What the exercise asks ::
Keep only the lines that hold the string "границах", filtering out the rest of the entries below.

Material for this exercise ::
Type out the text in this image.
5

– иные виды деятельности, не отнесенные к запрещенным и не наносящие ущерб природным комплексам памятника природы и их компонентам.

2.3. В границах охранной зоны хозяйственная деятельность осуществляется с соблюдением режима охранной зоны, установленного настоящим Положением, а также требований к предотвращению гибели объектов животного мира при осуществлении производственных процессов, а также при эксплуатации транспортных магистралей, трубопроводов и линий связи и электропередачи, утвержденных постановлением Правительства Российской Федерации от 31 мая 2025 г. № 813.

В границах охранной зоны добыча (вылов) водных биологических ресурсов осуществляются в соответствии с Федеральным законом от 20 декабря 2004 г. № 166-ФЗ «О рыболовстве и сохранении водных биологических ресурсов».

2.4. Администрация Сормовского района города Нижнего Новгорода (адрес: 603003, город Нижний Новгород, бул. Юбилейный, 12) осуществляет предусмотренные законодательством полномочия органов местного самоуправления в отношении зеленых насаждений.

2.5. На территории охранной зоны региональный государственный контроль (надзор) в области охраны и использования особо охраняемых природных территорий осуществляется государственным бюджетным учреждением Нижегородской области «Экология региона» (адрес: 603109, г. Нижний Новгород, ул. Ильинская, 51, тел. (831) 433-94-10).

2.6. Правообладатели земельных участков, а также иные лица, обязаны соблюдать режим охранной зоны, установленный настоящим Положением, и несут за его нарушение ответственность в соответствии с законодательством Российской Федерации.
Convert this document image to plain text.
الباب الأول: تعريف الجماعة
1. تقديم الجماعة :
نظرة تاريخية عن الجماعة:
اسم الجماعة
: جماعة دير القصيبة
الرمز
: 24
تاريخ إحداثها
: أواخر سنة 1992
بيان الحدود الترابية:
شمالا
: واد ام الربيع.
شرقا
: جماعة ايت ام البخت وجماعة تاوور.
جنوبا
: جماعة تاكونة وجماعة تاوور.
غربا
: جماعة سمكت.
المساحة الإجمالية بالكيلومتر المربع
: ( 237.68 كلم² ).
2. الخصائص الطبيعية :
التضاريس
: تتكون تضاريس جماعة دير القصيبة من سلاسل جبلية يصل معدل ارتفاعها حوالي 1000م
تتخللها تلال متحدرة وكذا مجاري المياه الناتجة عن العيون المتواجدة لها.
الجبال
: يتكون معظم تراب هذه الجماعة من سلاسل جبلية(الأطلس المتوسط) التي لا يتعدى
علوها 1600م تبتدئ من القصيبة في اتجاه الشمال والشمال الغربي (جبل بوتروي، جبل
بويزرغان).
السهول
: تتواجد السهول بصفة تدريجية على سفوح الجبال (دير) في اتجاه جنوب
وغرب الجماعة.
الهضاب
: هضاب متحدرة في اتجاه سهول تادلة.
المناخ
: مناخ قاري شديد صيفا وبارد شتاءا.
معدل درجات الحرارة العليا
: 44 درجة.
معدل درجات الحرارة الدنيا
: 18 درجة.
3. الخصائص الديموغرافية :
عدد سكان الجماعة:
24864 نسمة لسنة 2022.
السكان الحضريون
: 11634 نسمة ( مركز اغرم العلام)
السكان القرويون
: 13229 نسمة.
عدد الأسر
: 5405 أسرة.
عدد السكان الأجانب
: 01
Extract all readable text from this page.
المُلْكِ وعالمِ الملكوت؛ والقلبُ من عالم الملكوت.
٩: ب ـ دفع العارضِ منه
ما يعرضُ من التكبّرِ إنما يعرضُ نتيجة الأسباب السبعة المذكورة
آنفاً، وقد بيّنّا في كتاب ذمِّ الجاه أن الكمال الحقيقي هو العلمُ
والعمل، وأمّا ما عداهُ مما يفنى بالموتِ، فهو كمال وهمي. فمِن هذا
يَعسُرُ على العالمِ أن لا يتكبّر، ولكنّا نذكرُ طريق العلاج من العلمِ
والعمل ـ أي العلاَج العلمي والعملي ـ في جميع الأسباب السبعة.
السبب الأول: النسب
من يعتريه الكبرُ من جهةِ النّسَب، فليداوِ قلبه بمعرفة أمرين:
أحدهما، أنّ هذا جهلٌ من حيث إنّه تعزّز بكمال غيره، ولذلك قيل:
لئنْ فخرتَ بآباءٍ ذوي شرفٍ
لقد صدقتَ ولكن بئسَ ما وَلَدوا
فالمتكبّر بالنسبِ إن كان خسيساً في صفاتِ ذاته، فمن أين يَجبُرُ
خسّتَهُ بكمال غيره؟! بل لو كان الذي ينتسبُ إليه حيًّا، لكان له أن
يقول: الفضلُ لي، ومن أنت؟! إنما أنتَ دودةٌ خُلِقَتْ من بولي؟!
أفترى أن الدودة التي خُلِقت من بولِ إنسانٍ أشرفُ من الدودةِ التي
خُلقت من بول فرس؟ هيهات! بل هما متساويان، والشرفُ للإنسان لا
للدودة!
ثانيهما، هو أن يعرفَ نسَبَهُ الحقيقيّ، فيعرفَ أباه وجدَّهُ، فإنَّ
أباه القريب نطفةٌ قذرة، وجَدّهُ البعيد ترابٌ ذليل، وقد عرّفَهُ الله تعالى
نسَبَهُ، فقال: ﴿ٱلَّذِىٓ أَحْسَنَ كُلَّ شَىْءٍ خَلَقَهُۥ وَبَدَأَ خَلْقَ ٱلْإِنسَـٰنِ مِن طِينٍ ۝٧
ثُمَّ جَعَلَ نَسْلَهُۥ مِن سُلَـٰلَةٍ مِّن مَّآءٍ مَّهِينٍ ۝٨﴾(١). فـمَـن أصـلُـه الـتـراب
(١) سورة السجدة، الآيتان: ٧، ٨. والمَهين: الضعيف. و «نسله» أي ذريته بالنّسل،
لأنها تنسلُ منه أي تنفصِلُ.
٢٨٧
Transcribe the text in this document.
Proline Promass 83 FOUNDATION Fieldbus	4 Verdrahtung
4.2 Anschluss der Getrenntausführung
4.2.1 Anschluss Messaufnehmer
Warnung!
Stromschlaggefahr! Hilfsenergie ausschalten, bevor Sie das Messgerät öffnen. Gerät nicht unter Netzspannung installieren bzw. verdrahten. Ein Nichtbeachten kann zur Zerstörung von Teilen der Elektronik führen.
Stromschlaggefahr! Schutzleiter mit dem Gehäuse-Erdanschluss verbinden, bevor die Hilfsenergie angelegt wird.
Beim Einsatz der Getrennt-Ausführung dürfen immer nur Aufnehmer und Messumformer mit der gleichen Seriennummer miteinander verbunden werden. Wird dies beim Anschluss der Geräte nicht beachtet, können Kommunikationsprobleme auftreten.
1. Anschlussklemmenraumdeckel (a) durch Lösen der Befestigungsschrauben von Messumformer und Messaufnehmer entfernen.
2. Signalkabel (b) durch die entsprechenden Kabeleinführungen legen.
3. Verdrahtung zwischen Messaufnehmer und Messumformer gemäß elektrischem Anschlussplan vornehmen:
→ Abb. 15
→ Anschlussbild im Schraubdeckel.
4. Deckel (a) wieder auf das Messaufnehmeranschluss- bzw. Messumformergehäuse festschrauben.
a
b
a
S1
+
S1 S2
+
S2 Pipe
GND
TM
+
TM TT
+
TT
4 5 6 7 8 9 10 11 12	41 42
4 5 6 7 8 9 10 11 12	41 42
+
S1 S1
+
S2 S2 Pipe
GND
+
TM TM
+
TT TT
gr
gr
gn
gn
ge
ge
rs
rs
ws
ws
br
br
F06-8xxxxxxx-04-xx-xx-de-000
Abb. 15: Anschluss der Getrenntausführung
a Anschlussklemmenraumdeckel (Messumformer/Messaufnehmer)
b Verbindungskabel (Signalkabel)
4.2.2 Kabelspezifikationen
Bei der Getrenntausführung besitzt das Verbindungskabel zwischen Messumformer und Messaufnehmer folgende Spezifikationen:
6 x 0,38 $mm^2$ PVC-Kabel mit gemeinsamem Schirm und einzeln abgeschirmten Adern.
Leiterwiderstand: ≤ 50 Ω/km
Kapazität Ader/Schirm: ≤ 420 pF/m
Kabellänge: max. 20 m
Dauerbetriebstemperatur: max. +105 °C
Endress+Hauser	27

Finished task ::
2.3. В границах охранной зоны хозяйственная деятельность осуществляется с соблюдением режима охранной зоны, установленного настоящим Положением, а также требований к предотвращению гибели объектов животного мира при осуществлении производственных процессов, а также при эксплуатации транспортных магистралей, трубопроводов и линий связи и электропередачи, утвержденных постановлением Правительства Российской Федерации от 31 мая 2025 г. № 813.
В границах охранной зоны добыча (вылов) водных биологических ресурсов осуществляются в соответствии с Федеральным законом от 20 декабря 2004 г. № 166-ФЗ «О рыболовстве и сохранении водных биологических ресурсов».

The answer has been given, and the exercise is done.